Exercise task
Report only the number of lines in the records that contain the word "JSON".

Data records
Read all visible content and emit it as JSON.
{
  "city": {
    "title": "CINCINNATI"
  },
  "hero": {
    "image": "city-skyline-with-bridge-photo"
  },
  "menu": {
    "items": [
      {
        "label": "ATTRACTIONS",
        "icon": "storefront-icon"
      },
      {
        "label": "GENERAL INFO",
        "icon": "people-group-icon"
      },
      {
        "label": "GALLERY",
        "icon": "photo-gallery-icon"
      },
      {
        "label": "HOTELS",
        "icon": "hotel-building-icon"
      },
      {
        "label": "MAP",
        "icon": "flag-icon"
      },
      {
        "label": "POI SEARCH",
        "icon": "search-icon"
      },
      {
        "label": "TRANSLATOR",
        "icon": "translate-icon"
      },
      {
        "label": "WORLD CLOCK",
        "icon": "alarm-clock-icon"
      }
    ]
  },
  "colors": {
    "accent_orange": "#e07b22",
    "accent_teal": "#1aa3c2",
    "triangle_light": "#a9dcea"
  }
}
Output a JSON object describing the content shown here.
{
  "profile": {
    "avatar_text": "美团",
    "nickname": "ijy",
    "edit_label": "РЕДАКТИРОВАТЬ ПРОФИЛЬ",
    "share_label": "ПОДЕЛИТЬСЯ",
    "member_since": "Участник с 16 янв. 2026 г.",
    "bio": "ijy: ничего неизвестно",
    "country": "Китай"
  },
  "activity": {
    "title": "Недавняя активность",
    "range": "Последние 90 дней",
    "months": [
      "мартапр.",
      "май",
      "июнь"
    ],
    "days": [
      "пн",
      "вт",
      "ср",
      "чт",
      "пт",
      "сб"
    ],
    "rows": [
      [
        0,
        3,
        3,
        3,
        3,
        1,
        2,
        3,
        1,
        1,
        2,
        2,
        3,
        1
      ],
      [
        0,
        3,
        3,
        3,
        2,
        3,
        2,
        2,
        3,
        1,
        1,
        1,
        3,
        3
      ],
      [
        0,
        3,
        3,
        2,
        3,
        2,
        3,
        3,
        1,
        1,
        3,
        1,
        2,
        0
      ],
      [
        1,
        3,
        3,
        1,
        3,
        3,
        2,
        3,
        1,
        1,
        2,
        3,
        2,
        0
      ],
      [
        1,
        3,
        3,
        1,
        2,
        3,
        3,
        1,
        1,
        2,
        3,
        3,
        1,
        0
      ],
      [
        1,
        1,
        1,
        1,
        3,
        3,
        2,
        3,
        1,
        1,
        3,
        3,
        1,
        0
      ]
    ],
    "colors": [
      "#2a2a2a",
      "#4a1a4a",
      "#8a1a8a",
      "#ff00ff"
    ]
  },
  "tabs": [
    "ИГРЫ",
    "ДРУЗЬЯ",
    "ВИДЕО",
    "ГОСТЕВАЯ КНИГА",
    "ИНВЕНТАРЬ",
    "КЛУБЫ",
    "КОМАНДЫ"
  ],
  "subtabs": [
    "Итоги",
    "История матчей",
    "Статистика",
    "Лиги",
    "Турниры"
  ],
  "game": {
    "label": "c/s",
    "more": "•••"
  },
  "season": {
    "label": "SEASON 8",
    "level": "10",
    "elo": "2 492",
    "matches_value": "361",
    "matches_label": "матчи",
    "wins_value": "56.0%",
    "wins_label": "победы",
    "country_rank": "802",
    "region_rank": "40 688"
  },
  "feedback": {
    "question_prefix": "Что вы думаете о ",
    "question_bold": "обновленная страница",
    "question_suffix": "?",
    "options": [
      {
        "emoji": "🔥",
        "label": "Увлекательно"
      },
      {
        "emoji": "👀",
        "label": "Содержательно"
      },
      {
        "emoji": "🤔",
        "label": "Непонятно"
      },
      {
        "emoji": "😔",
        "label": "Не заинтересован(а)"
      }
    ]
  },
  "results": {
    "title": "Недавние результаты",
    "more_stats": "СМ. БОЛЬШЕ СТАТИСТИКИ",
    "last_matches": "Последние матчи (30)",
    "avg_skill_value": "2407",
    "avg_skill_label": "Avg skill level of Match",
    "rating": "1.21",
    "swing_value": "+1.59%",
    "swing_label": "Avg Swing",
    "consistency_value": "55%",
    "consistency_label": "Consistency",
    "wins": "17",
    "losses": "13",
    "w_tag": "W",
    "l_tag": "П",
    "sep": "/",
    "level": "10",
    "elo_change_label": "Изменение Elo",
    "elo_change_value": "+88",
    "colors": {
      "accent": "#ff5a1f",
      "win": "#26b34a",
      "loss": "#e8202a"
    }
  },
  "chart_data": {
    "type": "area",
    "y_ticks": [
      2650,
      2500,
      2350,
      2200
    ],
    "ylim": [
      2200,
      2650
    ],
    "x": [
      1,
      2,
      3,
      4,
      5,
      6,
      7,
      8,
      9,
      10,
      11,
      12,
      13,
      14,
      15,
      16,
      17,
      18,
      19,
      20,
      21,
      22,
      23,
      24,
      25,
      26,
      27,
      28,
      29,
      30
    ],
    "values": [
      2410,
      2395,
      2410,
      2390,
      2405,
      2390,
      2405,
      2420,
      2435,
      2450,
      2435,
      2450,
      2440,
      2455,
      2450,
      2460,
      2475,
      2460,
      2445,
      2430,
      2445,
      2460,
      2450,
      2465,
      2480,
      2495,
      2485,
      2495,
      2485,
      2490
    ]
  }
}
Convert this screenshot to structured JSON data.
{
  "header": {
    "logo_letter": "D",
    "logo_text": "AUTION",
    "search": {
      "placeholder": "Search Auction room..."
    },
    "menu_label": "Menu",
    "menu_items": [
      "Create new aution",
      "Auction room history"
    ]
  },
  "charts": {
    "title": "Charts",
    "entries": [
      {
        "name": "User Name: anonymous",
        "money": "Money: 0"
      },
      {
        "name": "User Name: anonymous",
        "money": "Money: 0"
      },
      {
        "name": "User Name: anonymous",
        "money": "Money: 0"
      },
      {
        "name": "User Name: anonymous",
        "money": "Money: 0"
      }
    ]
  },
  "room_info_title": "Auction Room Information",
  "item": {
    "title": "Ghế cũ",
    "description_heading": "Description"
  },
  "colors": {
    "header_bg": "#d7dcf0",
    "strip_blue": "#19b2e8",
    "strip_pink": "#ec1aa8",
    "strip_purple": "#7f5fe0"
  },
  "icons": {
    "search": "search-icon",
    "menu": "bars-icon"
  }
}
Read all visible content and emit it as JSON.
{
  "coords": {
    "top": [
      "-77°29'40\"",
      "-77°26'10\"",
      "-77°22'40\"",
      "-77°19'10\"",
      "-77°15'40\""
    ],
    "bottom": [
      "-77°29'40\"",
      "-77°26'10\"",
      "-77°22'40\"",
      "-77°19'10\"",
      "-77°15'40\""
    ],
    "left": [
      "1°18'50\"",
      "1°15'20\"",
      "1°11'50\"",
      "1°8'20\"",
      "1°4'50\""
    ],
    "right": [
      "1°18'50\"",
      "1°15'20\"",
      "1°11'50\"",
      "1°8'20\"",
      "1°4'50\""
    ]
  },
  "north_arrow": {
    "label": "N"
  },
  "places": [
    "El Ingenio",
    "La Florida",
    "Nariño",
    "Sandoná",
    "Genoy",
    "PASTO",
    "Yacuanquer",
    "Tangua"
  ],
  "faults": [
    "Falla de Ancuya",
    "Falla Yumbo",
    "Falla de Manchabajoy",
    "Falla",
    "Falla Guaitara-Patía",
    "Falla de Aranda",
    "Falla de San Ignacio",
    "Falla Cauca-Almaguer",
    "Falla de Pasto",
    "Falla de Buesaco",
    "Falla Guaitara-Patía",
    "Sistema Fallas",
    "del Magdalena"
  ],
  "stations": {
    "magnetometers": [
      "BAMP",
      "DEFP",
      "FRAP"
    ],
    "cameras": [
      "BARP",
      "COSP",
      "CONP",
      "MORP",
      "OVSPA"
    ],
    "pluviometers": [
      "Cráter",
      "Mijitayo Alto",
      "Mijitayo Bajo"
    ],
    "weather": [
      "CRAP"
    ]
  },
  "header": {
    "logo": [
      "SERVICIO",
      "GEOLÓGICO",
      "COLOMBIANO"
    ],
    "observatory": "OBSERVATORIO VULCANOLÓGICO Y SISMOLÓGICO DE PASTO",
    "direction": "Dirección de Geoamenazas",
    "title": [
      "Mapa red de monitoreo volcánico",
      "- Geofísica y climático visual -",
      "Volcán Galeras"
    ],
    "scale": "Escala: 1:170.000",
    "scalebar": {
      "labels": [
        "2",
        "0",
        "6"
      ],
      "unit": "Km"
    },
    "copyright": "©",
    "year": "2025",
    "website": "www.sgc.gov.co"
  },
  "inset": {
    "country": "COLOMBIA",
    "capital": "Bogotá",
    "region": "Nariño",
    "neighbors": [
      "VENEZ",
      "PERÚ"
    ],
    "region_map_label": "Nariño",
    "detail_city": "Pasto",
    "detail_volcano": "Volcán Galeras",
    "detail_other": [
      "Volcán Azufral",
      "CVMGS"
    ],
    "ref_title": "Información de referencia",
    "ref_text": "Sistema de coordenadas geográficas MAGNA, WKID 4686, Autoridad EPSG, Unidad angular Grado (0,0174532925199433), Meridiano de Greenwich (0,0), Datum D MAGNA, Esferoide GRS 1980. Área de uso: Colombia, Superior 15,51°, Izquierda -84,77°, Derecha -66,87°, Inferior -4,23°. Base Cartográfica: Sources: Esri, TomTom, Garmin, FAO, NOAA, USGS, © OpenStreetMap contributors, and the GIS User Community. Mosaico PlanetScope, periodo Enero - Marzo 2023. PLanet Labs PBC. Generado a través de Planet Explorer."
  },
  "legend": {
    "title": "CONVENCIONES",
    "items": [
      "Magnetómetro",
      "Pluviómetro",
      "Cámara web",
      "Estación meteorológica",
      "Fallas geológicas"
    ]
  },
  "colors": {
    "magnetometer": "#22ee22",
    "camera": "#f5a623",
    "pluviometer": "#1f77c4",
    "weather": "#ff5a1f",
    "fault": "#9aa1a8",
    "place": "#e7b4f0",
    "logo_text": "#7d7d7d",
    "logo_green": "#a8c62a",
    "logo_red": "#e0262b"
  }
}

Solution for this problem
4